# [Task goal]
Set out each line from the following listing that includes the word "Levellers".

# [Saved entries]
>> Start

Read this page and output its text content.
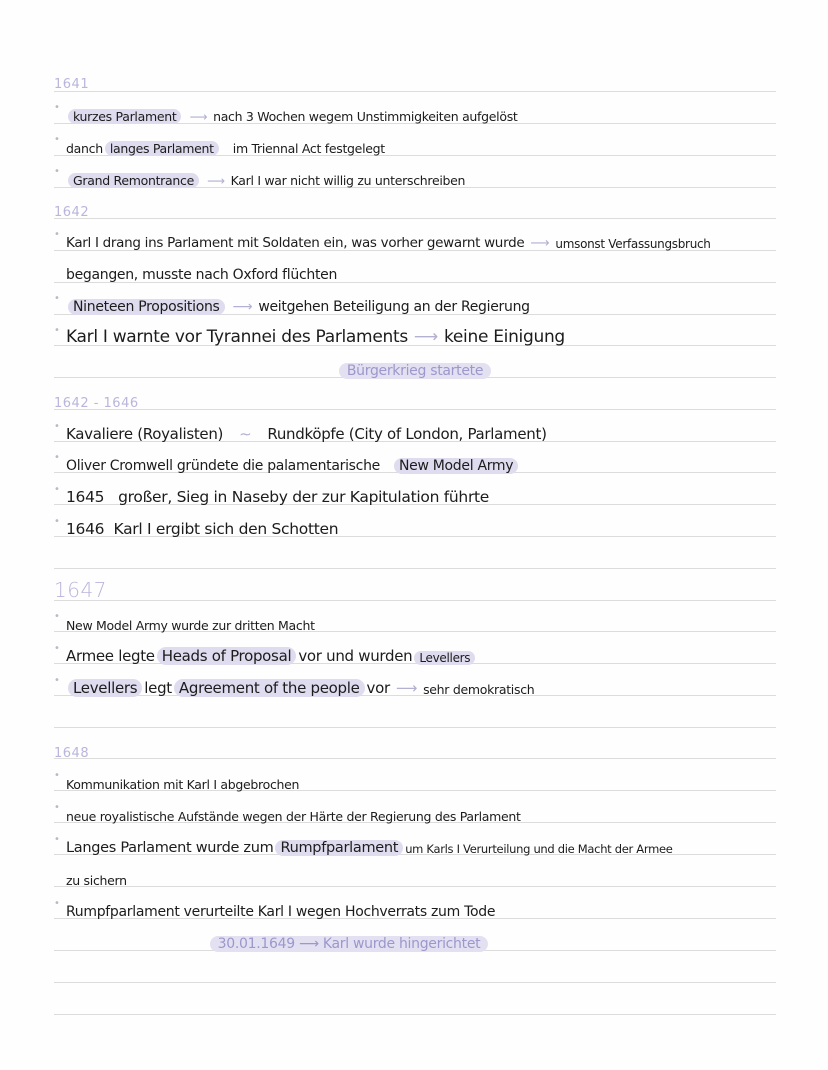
1641
•
kurzes Parlament	⟶ nach 3 Wochen wegem Unstimmigkeiten aufgelöst
•
danch langes Parlament	im Triennal Act festgelegt
•
Grand Remontrance	⟶ Karl I war nicht willig zu unterschreiben
1642
•
Karl I drang ins Parlament mit Soldaten ein, was vorher gewarnt wurde ⟶ umsonst Verfassungsbruch
begangen, musste nach Oxford flüchten
•
Nineteen Propositions ⟶ weitgehen Beteiligung an der Regierung
• Karl I warnte vor Tyrannei des Parlaments ⟶ keine Einigung
Bürgerkrieg startete
1642 - 1646
• Kavaliere (Royalisten) ∼ Rundköpfe (City of London, Parlament)
•
Oliver Cromwell gründete die palamentarische	New Model Army
• 1645   großer, Sieg in Naseby der zur Kapitulation führte
• 1646  Karl I ergibt sich den Schotten
1647
•
New Model Army wurde zur dritten Macht
• Armee legte Heads of Proposal vor und wurden Levellers
• Levellers legt Agreement of the people vor ⟶ sehr demokratisch
1648
•
Kommunikation mit Karl I abgebrochen
•
neue royalistische Aufstände wegen der Härte der Regierung des Parlament
•
Langes Parlament wurde zum Rumpfparlament um Karls I Verurteilung und die Macht der Armee
zu sichern
•
Rumpfparlament verurteilte Karl I wegen Hochverrats zum Tode
30.01.1649 ⟶ Karl wurde hingerichtet
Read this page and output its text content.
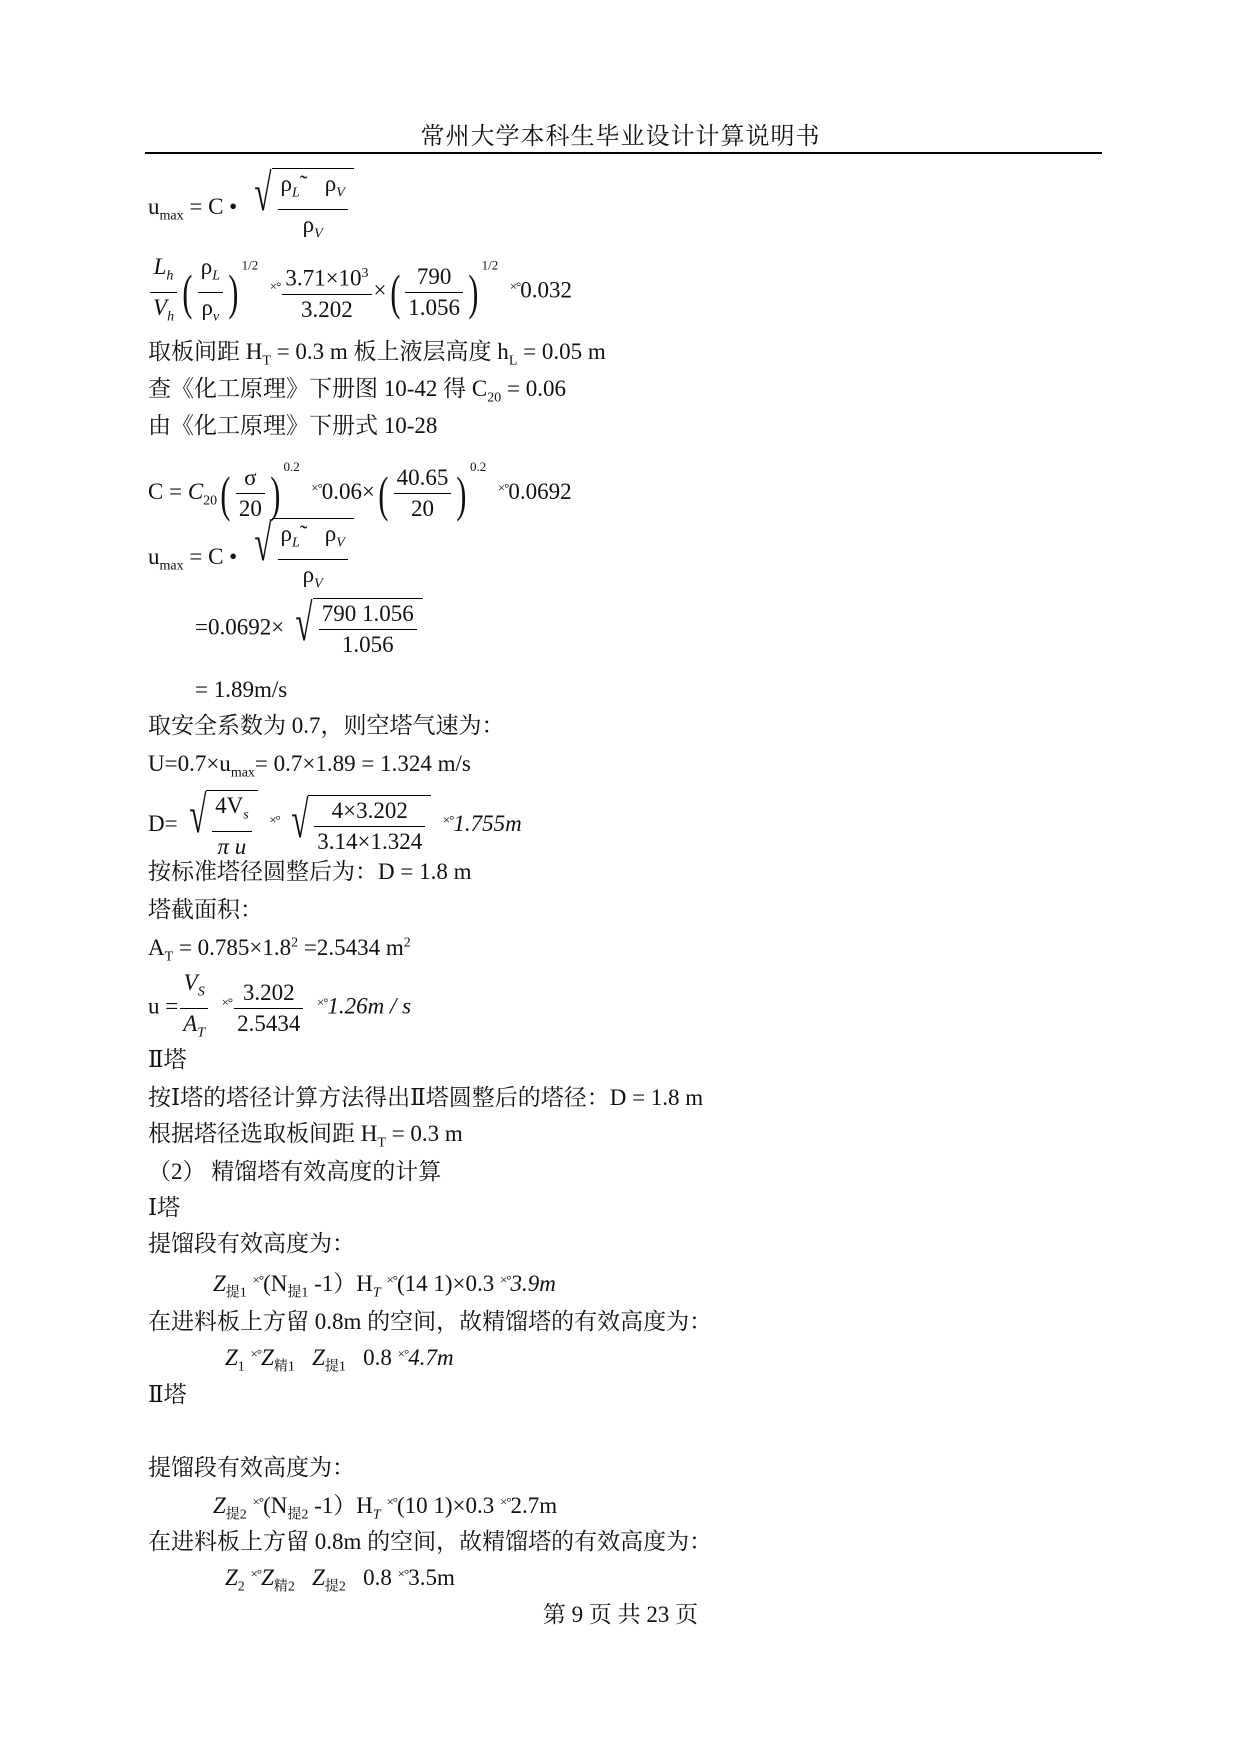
常州大学本科生毕业设计计算说明书
$u_{max} = C$ • √ $\frac{\rho_L˜ \rho_V}{\rho_V}$
$\frac{L_h}{V_h}$ ( $\frac{\rho_L}{\rho_v}$ ) $^{1/2}$  $^{\times^\circ} \frac{3.71\times 10^3}{3.202}$ ×( $\frac{790}{1.056}$ ) $^{1/2}$  ×°0.032
取板间距 $H_T = 0.3$ m 板上液层高度 $h_L = 0.05$ m
查《化工原理》下册图 10-42 得 $C_{20} = 0.06$
由《化工原理》下册式 10-28
$C = C_{20}( \frac{\sigma}{20}$ ) $^{0.2}$  $^{\times^\circ}0.06\times( \frac{40.65}{20}$ ) $^{0.2}$  ×°0.0692
$u_{max} = C$ • √ $\frac{\rho_L˜ \rho_V}{\rho_V}$
=0.0692× √ $\frac{790 1.056}{1.056}$
= 1.89m/s
取安全系数为 0.7，则空塔气速为：
$U=0.7\times u_{max}= 0.7\times 1.89 = 1.324$ m/s
D= √ $\frac{4V_s}{\text{π u}} ^{\times^\circ}$ √ $\frac{4\times 3.202}{3.14\times 1.324} ^{\times^\circ}1.755m$
按标准塔径圆整后为：D = 1.8 m
塔截面积：
$A_T = 0.785\times 1.8^2 =2.5434$ $m^2$
$u = \frac{V_S}{A_T} ^{\times^\circ} \frac{3.202}{2.5434} ^{\times^\circ}1.26m / s$
Ⅱ塔
按Ⅰ塔的塔径计算方法得出Ⅱ塔圆整后的塔径：D = 1.8 m
根据塔径选取板间距 $H_T = 0.3$ m
（2） 精馏塔有效高度的计算
Ⅰ塔
提馏段有效高度为：
$Z_{提1}$ $^{\times^\circ}(N_{提1}$ $-1)H_T$ ×°(14 1)×0.3 ×°3.9m
在进料板上方留 0.8m 的空间，故精馏塔的有效高度为：
$Z_1$ $^{\times^\circ}Z_{精1}$ $Z_{提1}$ 0.8 ×°4.7m
Ⅱ塔
提馏段有效高度为：
$Z_{提2}$ $^{\times^\circ}(N_{提2}$ $-1)H_T$ ×°(10 1)×0.3 ×°2.7m
在进料板上方留 0.8m 的空间，故精馏塔的有效高度为：
$Z_2$ $^{\times^\circ}Z_{精2}$ $Z_{提2}$ 0.8 ×°3.5m
第 9 页 共 23 页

>> End

# [Correct output]
• Armee legte Heads of Proposal vor und wurden Levellers
• Levellers legt Agreement of the people vor ⟶ sehr demokratisch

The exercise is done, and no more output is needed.